__EXERCISE OBJECTIVE__: Scan the lines below for the string "knee" and copy every one that has it.

__EXTRACTED INFORMATION__:
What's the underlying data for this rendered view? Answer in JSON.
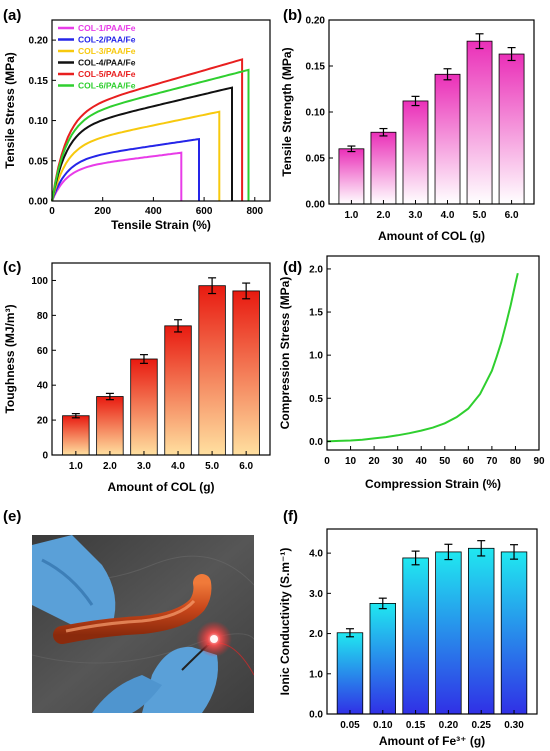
{
  "colors": {
    "magenta": "#e83ce8",
    "blue": "#2525e8",
    "yellow": "#f7c90e",
    "black": "#111111",
    "red": "#e81f1f",
    "green": "#2fcf2f"
  },
  "photo": {
    "label": "(e)",
    "description_icon": "photo-icon"
  },
  "chart_data": [
    {
      "id": "a",
      "label": "(a)",
      "type": "line",
      "xlabel": "Tensile Strain (%)",
      "ylabel": "Tensile Stress (MPa)",
      "xlim": [
        0,
        860
      ],
      "ylim": [
        0,
        0.225
      ],
      "xticks": [
        0,
        200,
        400,
        600,
        800
      ],
      "yticks": [
        0.0,
        0.05,
        0.1,
        0.15,
        0.2
      ],
      "ytick_labels": [
        "0.00",
        "0.05",
        "0.10",
        "0.15",
        "0.20"
      ],
      "legend": "top-left",
      "series": [
        {
          "name": "COL-1/PAA/Fe",
          "color": "#e83ce8",
          "end_strain": 510,
          "end_stress": 0.06,
          "knee": 0.04
        },
        {
          "name": "COL-2/PAA/Fe",
          "color": "#2525e8",
          "end_strain": 580,
          "end_stress": 0.077,
          "knee": 0.05
        },
        {
          "name": "COL-3/PAA/Fe",
          "color": "#f7c90e",
          "end_strain": 660,
          "end_stress": 0.111,
          "knee": 0.068
        },
        {
          "name": "COL-4/PAA/Fe",
          "color": "#111111",
          "end_strain": 710,
          "end_stress": 0.141,
          "knee": 0.088
        },
        {
          "name": "COL-5/PAA/Fe",
          "color": "#e81f1f",
          "end_strain": 750,
          "end_stress": 0.176,
          "knee": 0.108
        },
        {
          "name": "COL-6/PAA/Fe",
          "color": "#2fcf2f",
          "end_strain": 775,
          "end_stress": 0.163,
          "knee": 0.1
        }
      ]
    },
    {
      "id": "b",
      "label": "(b)",
      "type": "bar",
      "xlabel": "Amount of COL (g)",
      "ylabel": "Tensile Strength (MPa)",
      "categories": [
        "1.0",
        "2.0",
        "3.0",
        "4.0",
        "5.0",
        "6.0"
      ],
      "values": [
        0.06,
        0.078,
        0.112,
        0.141,
        0.177,
        0.163
      ],
      "errors": [
        0.003,
        0.004,
        0.005,
        0.006,
        0.008,
        0.007
      ],
      "ylim": [
        0,
        0.2
      ],
      "yticks": [
        0.0,
        0.05,
        0.1,
        0.15,
        0.2
      ],
      "ytick_labels": [
        "0.00",
        "0.05",
        "0.10",
        "0.15",
        "0.20"
      ],
      "gradient": [
        "#ffffff",
        "#ea2fb8"
      ]
    },
    {
      "id": "c",
      "label": "(c)",
      "type": "bar",
      "xlabel": "Amount of COL (g)",
      "ylabel": "Toughness (MJ/m³)",
      "categories": [
        "1.0",
        "2.0",
        "3.0",
        "4.0",
        "5.0",
        "6.0"
      ],
      "values": [
        22.5,
        33.5,
        55,
        74,
        97,
        94
      ],
      "errors": [
        1.2,
        1.8,
        2.5,
        3.5,
        4.5,
        4.5
      ],
      "ylim": [
        0,
        110
      ],
      "yticks": [
        0,
        20,
        40,
        60,
        80,
        100
      ],
      "ytick_labels": [
        "0",
        "20",
        "40",
        "60",
        "80",
        "100"
      ],
      "gradient": [
        "#ffe0a0",
        "#e81a10"
      ]
    },
    {
      "id": "d",
      "label": "(d)",
      "type": "line",
      "xlabel": "Compression Strain (%)",
      "ylabel": "Compression Stress (MPa)",
      "xlim": [
        0,
        90
      ],
      "ylim": [
        -0.1,
        2.15
      ],
      "xticks": [
        0,
        10,
        20,
        30,
        40,
        50,
        60,
        70,
        80,
        90
      ],
      "yticks": [
        0.0,
        0.5,
        1.0,
        1.5,
        2.0
      ],
      "ytick_labels": [
        "0.0",
        "0.5",
        "1.0",
        "1.5",
        "2.0"
      ],
      "series": [
        {
          "name": "",
          "color": "#2fcf2f",
          "x": [
            0,
            5,
            10,
            15,
            20,
            25,
            30,
            35,
            40,
            45,
            50,
            55,
            60,
            65,
            70,
            72,
            74,
            76,
            78,
            80,
            81
          ],
          "y": [
            0,
            0.005,
            0.01,
            0.02,
            0.035,
            0.05,
            0.07,
            0.095,
            0.125,
            0.16,
            0.21,
            0.28,
            0.38,
            0.55,
            0.82,
            0.98,
            1.15,
            1.36,
            1.58,
            1.83,
            1.95
          ]
        }
      ]
    },
    {
      "id": "f",
      "label": "(f)",
      "type": "bar",
      "xlabel": "Amount of Fe³⁺ (g)",
      "ylabel": "Ionic Conductivity (S.m⁻¹)",
      "categories": [
        "0.05",
        "0.10",
        "0.15",
        "0.20",
        "0.25",
        "0.30"
      ],
      "values": [
        2.02,
        2.75,
        3.88,
        4.03,
        4.12,
        4.03
      ],
      "errors": [
        0.1,
        0.13,
        0.17,
        0.19,
        0.19,
        0.18
      ],
      "ylim": [
        0,
        4.6
      ],
      "yticks": [
        0.0,
        1.0,
        2.0,
        3.0,
        4.0
      ],
      "ytick_labels": [
        "0.0",
        "1.0",
        "2.0",
        "3.0",
        "4.0"
      ],
      "gradient": [
        "#3030e6",
        "#20e8f0"
      ]
    }
  ]
}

__COMPLETE OUTPUT__:
          "knee": 0.04
          "knee": 0.05
          "knee": 0.068
          "knee": 0.088
          "knee": 0.108
          "knee": 0.1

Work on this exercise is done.